- TASK REQUIREMENTS -
Make an exact copy of the listing below.

##### PROVIDED DATA #####

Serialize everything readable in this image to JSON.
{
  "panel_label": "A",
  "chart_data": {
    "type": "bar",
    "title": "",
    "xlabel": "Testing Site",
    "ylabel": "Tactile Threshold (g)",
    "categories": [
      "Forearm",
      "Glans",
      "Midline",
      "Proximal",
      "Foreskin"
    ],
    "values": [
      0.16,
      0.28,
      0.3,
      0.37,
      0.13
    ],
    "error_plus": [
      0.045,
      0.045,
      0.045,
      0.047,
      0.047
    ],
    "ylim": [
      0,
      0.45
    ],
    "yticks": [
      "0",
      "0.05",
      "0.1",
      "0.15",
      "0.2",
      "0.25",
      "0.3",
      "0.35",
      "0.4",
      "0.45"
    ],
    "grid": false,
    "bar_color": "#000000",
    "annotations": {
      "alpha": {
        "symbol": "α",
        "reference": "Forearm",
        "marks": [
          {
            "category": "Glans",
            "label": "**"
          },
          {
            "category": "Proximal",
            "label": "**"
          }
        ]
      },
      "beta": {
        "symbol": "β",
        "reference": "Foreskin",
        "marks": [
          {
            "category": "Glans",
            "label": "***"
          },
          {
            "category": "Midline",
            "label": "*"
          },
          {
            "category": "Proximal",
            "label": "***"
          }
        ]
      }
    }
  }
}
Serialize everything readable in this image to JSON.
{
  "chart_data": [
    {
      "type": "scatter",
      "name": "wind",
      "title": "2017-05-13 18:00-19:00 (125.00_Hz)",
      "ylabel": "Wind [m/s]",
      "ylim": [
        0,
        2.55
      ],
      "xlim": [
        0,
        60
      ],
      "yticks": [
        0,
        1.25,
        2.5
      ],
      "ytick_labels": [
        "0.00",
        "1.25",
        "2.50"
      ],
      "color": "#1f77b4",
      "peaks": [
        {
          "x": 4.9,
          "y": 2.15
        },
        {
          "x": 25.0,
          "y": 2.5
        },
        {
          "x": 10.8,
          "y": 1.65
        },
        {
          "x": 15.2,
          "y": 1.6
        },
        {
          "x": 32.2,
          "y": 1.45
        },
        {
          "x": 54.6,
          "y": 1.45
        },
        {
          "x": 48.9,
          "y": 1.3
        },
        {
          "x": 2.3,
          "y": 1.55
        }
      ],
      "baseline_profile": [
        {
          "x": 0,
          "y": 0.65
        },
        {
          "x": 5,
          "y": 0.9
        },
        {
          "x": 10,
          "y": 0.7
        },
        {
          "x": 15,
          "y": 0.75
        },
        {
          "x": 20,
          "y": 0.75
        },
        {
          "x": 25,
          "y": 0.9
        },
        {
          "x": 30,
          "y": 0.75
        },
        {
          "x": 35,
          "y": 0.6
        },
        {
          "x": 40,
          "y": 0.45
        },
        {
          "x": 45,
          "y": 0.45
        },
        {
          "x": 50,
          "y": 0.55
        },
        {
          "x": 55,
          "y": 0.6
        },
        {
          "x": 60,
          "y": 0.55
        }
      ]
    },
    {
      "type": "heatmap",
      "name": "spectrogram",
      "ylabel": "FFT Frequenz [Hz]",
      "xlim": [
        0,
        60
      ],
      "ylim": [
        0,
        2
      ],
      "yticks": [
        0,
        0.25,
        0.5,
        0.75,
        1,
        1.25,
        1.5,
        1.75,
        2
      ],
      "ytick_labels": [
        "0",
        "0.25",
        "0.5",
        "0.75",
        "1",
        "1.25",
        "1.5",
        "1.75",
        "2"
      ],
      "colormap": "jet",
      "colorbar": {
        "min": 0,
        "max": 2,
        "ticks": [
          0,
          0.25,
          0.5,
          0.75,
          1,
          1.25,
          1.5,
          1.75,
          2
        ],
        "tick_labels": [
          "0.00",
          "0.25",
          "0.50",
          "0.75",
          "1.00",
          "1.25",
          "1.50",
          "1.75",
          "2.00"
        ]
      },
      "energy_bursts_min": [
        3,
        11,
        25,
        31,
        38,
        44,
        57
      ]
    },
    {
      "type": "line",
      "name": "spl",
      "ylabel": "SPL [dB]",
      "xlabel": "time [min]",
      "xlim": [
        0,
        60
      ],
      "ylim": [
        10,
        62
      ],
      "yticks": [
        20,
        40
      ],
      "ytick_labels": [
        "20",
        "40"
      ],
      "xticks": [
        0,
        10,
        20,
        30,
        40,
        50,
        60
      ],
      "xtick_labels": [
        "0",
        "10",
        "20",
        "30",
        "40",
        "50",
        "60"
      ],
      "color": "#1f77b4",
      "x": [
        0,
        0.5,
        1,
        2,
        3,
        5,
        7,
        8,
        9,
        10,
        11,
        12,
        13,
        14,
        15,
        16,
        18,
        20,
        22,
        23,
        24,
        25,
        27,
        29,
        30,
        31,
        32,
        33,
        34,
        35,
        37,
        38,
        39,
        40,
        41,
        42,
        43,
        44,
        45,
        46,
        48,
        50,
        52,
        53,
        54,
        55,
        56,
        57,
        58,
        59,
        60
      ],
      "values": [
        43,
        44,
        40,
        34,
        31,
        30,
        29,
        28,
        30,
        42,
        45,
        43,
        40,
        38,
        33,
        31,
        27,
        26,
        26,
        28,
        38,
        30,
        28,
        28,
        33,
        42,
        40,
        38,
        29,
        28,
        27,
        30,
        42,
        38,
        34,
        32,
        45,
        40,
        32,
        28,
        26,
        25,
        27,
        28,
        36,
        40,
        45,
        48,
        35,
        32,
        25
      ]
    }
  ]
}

#####

- ANSWER FOR THIS EXERCISE -
Serialize everything readable in this image to JSON.
{
  "panel_label": "A",
  "chart_data": {
    "type": "bar",
    "title": "",
    "xlabel": "Testing Site",
    "ylabel": "Tactile Threshold (g)",
    "categories": [
      "Forearm",
      "Glans",
      "Midline",
      "Proximal",
      "Foreskin"
    ],
    "values": [
      0.16,
      0.28,
      0.3,
      0.37,
      0.13
    ],
    "error_plus": [
      0.045,
      0.045,
      0.045,
      0.047,
      0.047
    ],
    "ylim": [
      0,
      0.45
    ],
    "yticks": [
      "0",
      "0.05",
      "0.1",
      "0.15",
      "0.2",
      "0.25",
      "0.3",
      "0.35",
      "0.4",
      "0.45"
    ],
    "grid": false,
    "bar_color": "#000000",
    "annotations": {
      "alpha": {
        "symbol": "α",
        "reference": "Forearm",
        "marks": [
          {
            "category": "Glans",
            "label": "**"
          },
          {
            "category": "Proximal",
            "label": "**"
          }
        ]
      },
      "beta": {
        "symbol": "β",
        "reference": "Foreskin",
        "marks": [
          {
            "category": "Glans",
            "label": "***"
          },
          {
            "category": "Midline",
            "label": "*"
          },
          {
            "category": "Proximal",
            "label": "***"
          }
        ]
      }
    }
  }
}
Serialize everything readable in this image to JSON.
{
  "chart_data": [
    {
      "type": "scatter",
      "name": "wind",
      "title": "2017-05-13 18:00-19:00 (125.00_Hz)",
      "ylabel": "Wind [m/s]",
      "ylim": [
        0,
        2.55
      ],
      "xlim": [
        0,
        60
      ],
      "yticks": [
        0,
        1.25,
        2.5
      ],
      "ytick_labels": [
        "0.00",
        "1.25",
        "2.50"
      ],
      "color": "#1f77b4",
      "peaks": [
        {
          "x": 4.9,
          "y": 2.15
        },
        {
          "x": 25.0,
          "y": 2.5
        },
        {
          "x": 10.8,
          "y": 1.65
        },
        {
          "x": 15.2,
          "y": 1.6
        },
        {
          "x": 32.2,
          "y": 1.45
        },
        {
          "x": 54.6,
          "y": 1.45
        },
        {
          "x": 48.9,
          "y": 1.3
        },
        {
          "x": 2.3,
          "y": 1.55
        }
      ],
      "baseline_profile": [
        {
          "x": 0,
          "y": 0.65
        },
        {
          "x": 5,
          "y": 0.9
        },
        {
          "x": 10,
          "y": 0.7
        },
        {
          "x": 15,
          "y": 0.75
        },
        {
          "x": 20,
          "y": 0.75
        },
        {
          "x": 25,
          "y": 0.9
        },
        {
          "x": 30,
          "y": 0.75
        },
        {
          "x": 35,
          "y": 0.6
        },
        {
          "x": 40,
          "y": 0.45
        },
        {
          "x": 45,
          "y": 0.45
        },
        {
          "x": 50,
          "y": 0.55
        },
        {
          "x": 55,
          "y": 0.6
        },
        {
          "x": 60,
          "y": 0.55
        }
      ]
    },
    {
      "type": "heatmap",
      "name": "spectrogram",
      "ylabel": "FFT Frequenz [Hz]",
      "xlim": [
        0,
        60
      ],
      "ylim": [
        0,
        2
      ],
      "yticks": [
        0,
        0.25,
        0.5,
        0.75,
        1,
        1.25,
        1.5,
        1.75,
        2
      ],
      "ytick_labels": [
        "0",
        "0.25",
        "0.5",
        "0.75",
        "1",
        "1.25",
        "1.5",
        "1.75",
        "2"
      ],
      "colormap": "jet",
      "colorbar": {
        "min": 0,
        "max": 2,
        "ticks": [
          0,
          0.25,
          0.5,
          0.75,
          1,
          1.25,
          1.5,
          1.75,
          2
        ],
        "tick_labels": [
          "0.00",
          "0.25",
          "0.50",
          "0.75",
          "1.00",
          "1.25",
          "1.50",
          "1.75",
          "2.00"
        ]
      },
      "energy_bursts_min": [
        3,
        11,
        25,
        31,
        38,
        44,
        57
      ]
    },
    {
      "type": "line",
      "name": "spl",
      "ylabel": "SPL [dB]",
      "xlabel": "time [min]",
      "xlim": [
        0,
        60
      ],
      "ylim": [
        10,
        62
      ],
      "yticks": [
        20,
        40
      ],
      "ytick_labels": [
        "20",
        "40"
      ],
      "xticks": [
        0,
        10,
        20,
        30,
        40,
        50,
        60
      ],
      "xtick_labels": [
        "0",
        "10",
        "20",
        "30",
        "40",
        "50",
        "60"
      ],
      "color": "#1f77b4",
      "x": [
        0,
        0.5,
        1,
        2,
        3,
        5,
        7,
        8,
        9,
        10,
        11,
        12,
        13,
        14,
        15,
        16,
        18,
        20,
        22,
        23,
        24,
        25,
        27,
        29,
        30,
        31,
        32,
        33,
        34,
        35,
        37,
        38,
        39,
        40,
        41,
        42,
        43,
        44,
        45,
        46,
        48,
        50,
        52,
        53,
        54,
        55,
        56,
        57,
        58,
        59,
        60
      ],
      "values": [
        43,
        44,
        40,
        34,
        31,
        30,
        29,
        28,
        30,
        42,
        45,
        43,
        40,
        38,
        33,
        31,
        27,
        26,
        26,
        28,
        38,
        30,
        28,
        28,
        33,
        42,
        40,
        38,
        29,
        28,
        27,
        30,
        42,
        38,
        34,
        32,
        45,
        40,
        32,
        28,
        26,
        25,
        27,
        28,
        36,
        40,
        45,
        48,
        35,
        32,
        25
      ]
    }
  ]
}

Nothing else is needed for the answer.